### Problem description
State the number of lines with the string "label" in them, and nothing else.

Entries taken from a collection
==*==
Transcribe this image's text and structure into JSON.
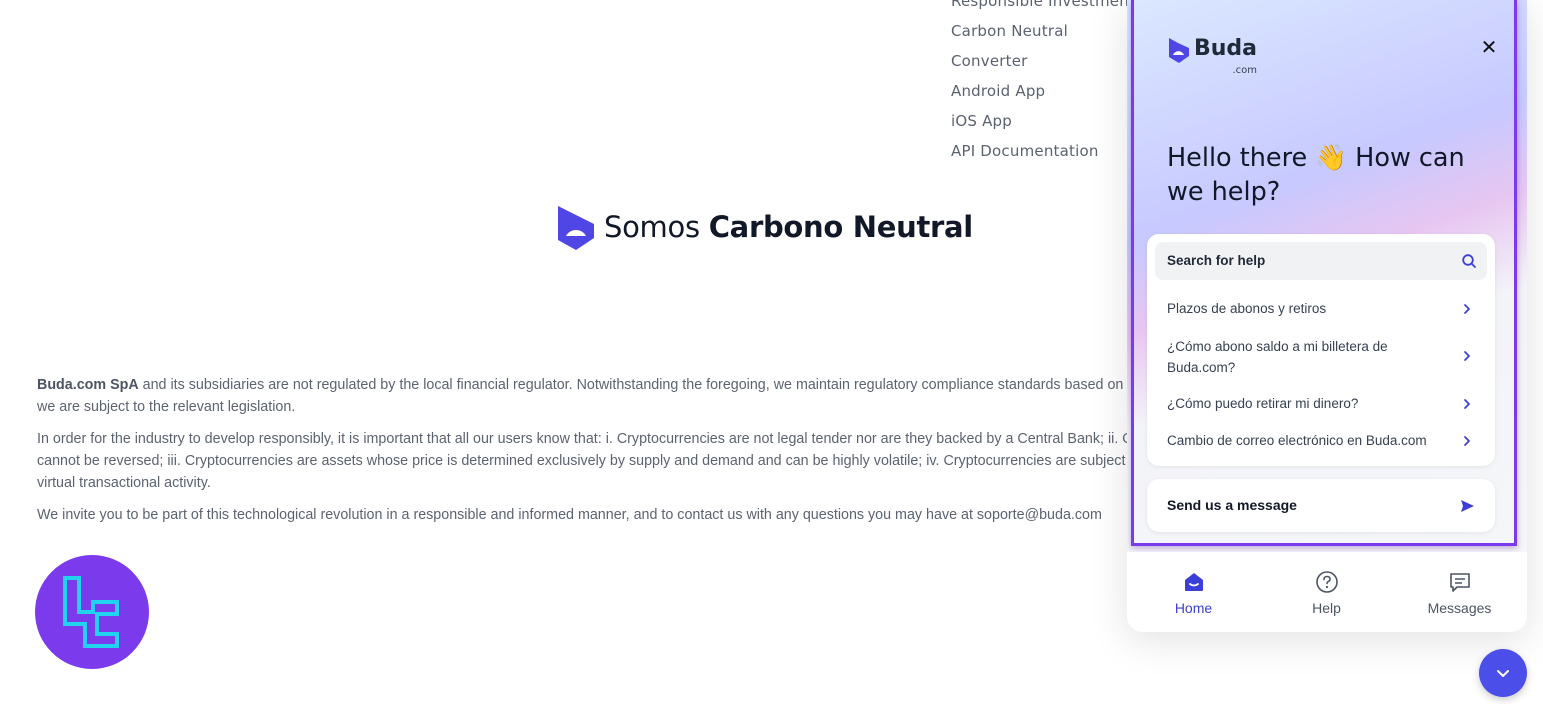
{
  "footer": {
    "links": [
      "Responsible Investment",
      "Carbon Neutral",
      "Converter",
      "Android App",
      "iOS App",
      "API Documentation"
    ]
  },
  "carbon_badge": {
    "prefix": "Somos",
    "bold": "Carbono Neutral"
  },
  "disclaimer": {
    "p1_bold": "Buda.com SpA",
    "p1_line1": " and its subsidiaries are not regulated by the local financial regulator. Notwithstanding the foregoing, we maintain regulatory compliance standards based on the regu",
    "p1_line2": "we are subject to the relevant legislation.",
    "p2_line1": "In order for the industry to develop responsibly, it is important that all our users know that: i. Cryptocurrencies are not legal tender nor are they backed by a Central Bank; ii. Once s",
    "p2_line2": "cannot be reversed; iii. Cryptocurrencies are assets whose price is determined exclusively by supply and demand and can be highly volatile; iv. Cryptocurrencies are subject to the t",
    "p2_line3": "virtual transactional activity.",
    "p3": "We invite you to be part of this technological revolution in a responsible and informed manner, and to contact us with any questions you may have at soporte@buda.com"
  },
  "widget": {
    "brand": "Buda",
    "brand_suffix": ".com",
    "greeting": "Hello there 👋 How can we help?",
    "search_placeholder": "Search for help",
    "faq": [
      "Plazos de abonos y retiros",
      "¿Cómo abono saldo a mi billetera de Buda.com?",
      "¿Cómo puedo retirar mi dinero?",
      "Cambio de correo electrónico en Buda.com"
    ],
    "send_message": "Send us a message",
    "tabs": [
      {
        "label": "Home",
        "icon": "home-icon",
        "active": true
      },
      {
        "label": "Help",
        "icon": "help-icon",
        "active": false
      },
      {
        "label": "Messages",
        "icon": "messages-icon",
        "active": false
      }
    ]
  },
  "colors": {
    "accent": "#3b3fd8",
    "frame": "#7c3aed",
    "fab": "#4b4ee8",
    "watermark": "#7c3aed"
  }
}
==*==
### Task answer
3